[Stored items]
★ ★ ★ ★ ★

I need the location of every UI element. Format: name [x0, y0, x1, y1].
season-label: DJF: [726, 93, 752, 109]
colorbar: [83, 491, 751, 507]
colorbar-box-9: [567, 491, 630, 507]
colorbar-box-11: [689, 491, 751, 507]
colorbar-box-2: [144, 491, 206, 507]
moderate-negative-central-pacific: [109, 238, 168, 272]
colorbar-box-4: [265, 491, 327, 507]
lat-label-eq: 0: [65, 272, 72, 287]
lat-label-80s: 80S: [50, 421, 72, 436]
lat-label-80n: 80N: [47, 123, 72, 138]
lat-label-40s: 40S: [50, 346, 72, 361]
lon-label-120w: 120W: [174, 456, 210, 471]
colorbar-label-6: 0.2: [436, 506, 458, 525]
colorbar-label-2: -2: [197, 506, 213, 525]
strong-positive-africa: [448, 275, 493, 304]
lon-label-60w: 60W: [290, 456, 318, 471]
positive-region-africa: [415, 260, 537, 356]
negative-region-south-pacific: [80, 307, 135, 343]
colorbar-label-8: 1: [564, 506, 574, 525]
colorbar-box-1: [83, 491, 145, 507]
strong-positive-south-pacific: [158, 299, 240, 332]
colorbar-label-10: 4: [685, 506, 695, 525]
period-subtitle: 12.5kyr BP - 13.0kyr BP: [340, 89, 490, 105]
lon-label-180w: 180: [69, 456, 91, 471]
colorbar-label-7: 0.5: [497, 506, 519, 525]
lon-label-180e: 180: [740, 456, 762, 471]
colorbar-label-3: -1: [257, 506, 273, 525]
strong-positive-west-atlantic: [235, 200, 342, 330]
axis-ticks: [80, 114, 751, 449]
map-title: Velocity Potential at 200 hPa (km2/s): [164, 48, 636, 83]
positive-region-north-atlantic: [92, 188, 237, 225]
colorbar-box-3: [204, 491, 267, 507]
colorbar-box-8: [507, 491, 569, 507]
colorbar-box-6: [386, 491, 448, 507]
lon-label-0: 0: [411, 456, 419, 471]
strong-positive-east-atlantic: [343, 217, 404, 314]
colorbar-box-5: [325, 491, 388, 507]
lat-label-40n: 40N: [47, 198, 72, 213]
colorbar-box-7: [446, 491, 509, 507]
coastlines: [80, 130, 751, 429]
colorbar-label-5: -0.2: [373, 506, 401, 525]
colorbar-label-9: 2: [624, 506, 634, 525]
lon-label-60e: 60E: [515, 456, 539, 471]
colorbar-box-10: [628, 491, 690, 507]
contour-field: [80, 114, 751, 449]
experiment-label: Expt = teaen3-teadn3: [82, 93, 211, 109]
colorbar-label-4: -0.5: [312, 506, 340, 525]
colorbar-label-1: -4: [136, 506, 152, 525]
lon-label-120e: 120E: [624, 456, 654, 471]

★ ★ ★ ★ ★

- EXERCISE REQUIREMENTS
Copy out every one of the lines above word for word, with nothing changed or left out.

- RESULT OF THE TASK
I need the location of every UI element. Format: name [x0, y0, x1, y1].
season-label: DJF: [726, 93, 752, 109]
colorbar: [83, 491, 751, 507]
colorbar-box-9: [567, 491, 630, 507]
colorbar-box-11: [689, 491, 751, 507]
colorbar-box-2: [144, 491, 206, 507]
moderate-negative-central-pacific: [109, 238, 168, 272]
colorbar-box-4: [265, 491, 327, 507]
lat-label-eq: 0: [65, 272, 72, 287]
lat-label-80s: 80S: [50, 421, 72, 436]
lat-label-80n: 80N: [47, 123, 72, 138]
lat-label-40s: 40S: [50, 346, 72, 361]
lon-label-120w: 120W: [174, 456, 210, 471]
colorbar-label-6: 0.2: [436, 506, 458, 525]
colorbar-label-2: -2: [197, 506, 213, 525]
strong-positive-africa: [448, 275, 493, 304]
lon-label-60w: 60W: [290, 456, 318, 471]
positive-region-africa: [415, 260, 537, 356]
negative-region-south-pacific: [80, 307, 135, 343]
colorbar-label-8: 1: [564, 506, 574, 525]
colorbar-box-1: [83, 491, 145, 507]
strong-positive-south-pacific: [158, 299, 240, 332]
colorbar-label-10: 4: [685, 506, 695, 525]
period-subtitle: 12.5kyr BP - 13.0kyr BP: [340, 89, 490, 105]
lon-label-180w: 180: [69, 456, 91, 471]
colorbar-label-7: 0.5: [497, 506, 519, 525]
lon-label-180e: 180: [740, 456, 762, 471]
colorbar-label-3: -1: [257, 506, 273, 525]
strong-positive-west-atlantic: [235, 200, 342, 330]
axis-ticks: [80, 114, 751, 449]
map-title: Velocity Potential at 200 hPa (km2/s): [164, 48, 636, 83]
positive-region-north-atlantic: [92, 188, 237, 225]
colorbar-box-3: [204, 491, 267, 507]
colorbar-box-8: [507, 491, 569, 507]
colorbar-box-6: [386, 491, 448, 507]
lon-label-0: 0: [411, 456, 419, 471]
strong-positive-east-atlantic: [343, 217, 404, 314]
colorbar-box-5: [325, 491, 388, 507]
lat-label-40n: 40N: [47, 198, 72, 213]
colorbar-box-7: [446, 491, 509, 507]
coastlines: [80, 130, 751, 429]
colorbar-label-5: -0.2: [373, 506, 401, 525]
colorbar-label-9: 2: [624, 506, 634, 525]
lon-label-60e: 60E: [515, 456, 539, 471]
colorbar-box-10: [628, 491, 690, 507]
contour-field: [80, 114, 751, 449]
experiment-label: Expt = teaen3-teadn3: [82, 93, 211, 109]
colorbar-label-4: -0.5: [312, 506, 340, 525]
colorbar-label-1: -4: [136, 506, 152, 525]
lon-label-120e: 120E: [624, 456, 654, 471]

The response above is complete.